ARTS POÉTIQUES
Du baroque au néo-classicisme : les métamorphoses de la grâce
L'artifice et le naturel
Le xviie et le xviiie siècles n'iront pas toujours aussi loin dans la réflexion sur la création littéraire. Le premier fait qui les caractérise est l'approfondissement du maniérisme. Avec Gracián ou Tesauro, celui-ci aboutit à sa forme extrême, qui ressemble fort aux ornementations du « plateresque » espagnol. En matière de langage, on parle essentiellement de pointes et de concetti à travers lesquels on cherche à ressaisir le sens, la sententia des anciens déclamateurs, dans son aspect formel de concision (« conception » est tout proche) et d'oxymore.
Ainsi s'épanouit le baroque, surtout en terre ibérique. Les Français, qui reçoivent en même temps le message italien du cavalier Marin, combineront les deux tendances avec l'enseignement sénéquien que Juste Lipse donnait à Leyde et à Louvain à la fin du siècle précédent. Ainsi se forme le classicisme, d'abord avec Guez de Balzac, ensuite avec Boileau. L'Art poétique (1674) est d'abord cartésien, l'apparente imitation d'Horace n'excluant pas une très grande différence d'esprit. Boileau s'attache essentiellement à critiquer la préciosité et l'italianisme. Dès les années qui suivent directement l'Art poétique, Boileau, admirateur de Racine, se tourne d'autre part vers le pseudo-Longin, qui concilie la grandeur avec la simplicité. La grâce, le sublime, tels sont les deux traits dominants de l'esthétique de ce siècle.
Au xviiie siècle, en France, la grandeur va peu à peu céder le pas à la grâce. On ne doit pourtant pas surestimer cette évolution. Fénelon, dans le Projet de poétique que comporte la Lettre à l'Académie, marque, en s'inspirant de Virgile, le lien essentiel qui existe entre les deux notions : l'une et l'autre s'accordent dans l'expression directe et transparente du sentiment. Ainsi prend source un courant qui, parfois (de Rollin à l'abbé Batteux), se borne à rassembler les différents aspects de la tradition et à concilier dans l'imitation de la nature Fénelon et Bossuet lui-même ; d'autres fois, il va plus loin dans l'audace et conduit jusqu'à Rousseau : le sentiment se fait alors pure saisie de l'être.

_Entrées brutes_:
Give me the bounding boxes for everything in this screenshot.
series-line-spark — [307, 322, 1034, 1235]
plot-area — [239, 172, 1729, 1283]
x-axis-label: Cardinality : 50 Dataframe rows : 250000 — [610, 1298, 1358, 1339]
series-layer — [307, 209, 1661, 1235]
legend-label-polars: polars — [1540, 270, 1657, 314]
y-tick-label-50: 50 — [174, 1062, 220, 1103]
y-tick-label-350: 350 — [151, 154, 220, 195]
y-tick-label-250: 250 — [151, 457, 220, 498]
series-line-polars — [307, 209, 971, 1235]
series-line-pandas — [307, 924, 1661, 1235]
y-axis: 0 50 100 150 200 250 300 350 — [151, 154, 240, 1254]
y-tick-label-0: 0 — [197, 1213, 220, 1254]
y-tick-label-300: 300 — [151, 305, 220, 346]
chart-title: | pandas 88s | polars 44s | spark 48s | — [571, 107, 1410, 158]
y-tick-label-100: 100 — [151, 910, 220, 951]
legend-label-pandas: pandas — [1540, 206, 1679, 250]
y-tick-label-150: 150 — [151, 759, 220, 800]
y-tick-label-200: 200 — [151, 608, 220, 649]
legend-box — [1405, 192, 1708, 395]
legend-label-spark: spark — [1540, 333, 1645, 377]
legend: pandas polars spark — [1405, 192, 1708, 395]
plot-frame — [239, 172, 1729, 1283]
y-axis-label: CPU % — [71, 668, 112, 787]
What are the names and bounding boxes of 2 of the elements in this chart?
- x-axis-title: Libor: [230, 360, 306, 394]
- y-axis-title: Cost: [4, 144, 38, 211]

_LISTE DES TÂCHES_:
#1 Indiquez si chacune des affirmations suivantes est conforme au texte sur les arts poétiques, en répondant par oui ou par non et en citant mot pour mot le passage qui tranche : (a) l'Art poétique de Boileau date de 1674 ; (b) le baroque s'épanouit surtout en Italie ; (c) au xviiie siècle, en France, la grâce cède peu à peu le pas à la grandeur.
#2 D'après le texte sur les arts poétiques, dans quelles villes Juste Lipse donnait-il son enseignement sénéquien ?
#3 Récrivez sous forme de liste le paragraphe du texte sur les arts poétiques qui commence par « Au xviiie siècle, en France », en conservant ses faits principaux.

_RÉPONSES PAR TÂCHE_:
#1
(a) Oui : « L'Art poétique (1674) est d'abord cartésien ».
(b) Non : « Ainsi s'épanouit le baroque, surtout en terre ibérique. »
(c) Non : « Au xviiie siècle, en France, la grandeur va peu à peu céder le pas à la grâce. »

#2 À Leyde et à Louvain.

#3
- Au xviiie siècle, en France, la grandeur cède peu à peu le pas à la grâce, une évolution qu'il ne faut pas surestimer.
- Dans le Projet de poétique de la Lettre à l'Académie, Fénelon, inspiré par Virgile, montre le lien essentiel entre les deux notions : toutes deux s'accordent dans l'expression directe et transparente du sentiment.
- De là naît un courant qui, parfois (de Rollin à l'abbé Batteux), se borne à rassembler les aspects de la tradition et à concilier Fénelon et Bossuet dans l'imitation de la nature.
- D'autres fois, ce courant va plus loin dans l'audace jusqu'à Rousseau, chez qui le sentiment devient pure saisie de l'être.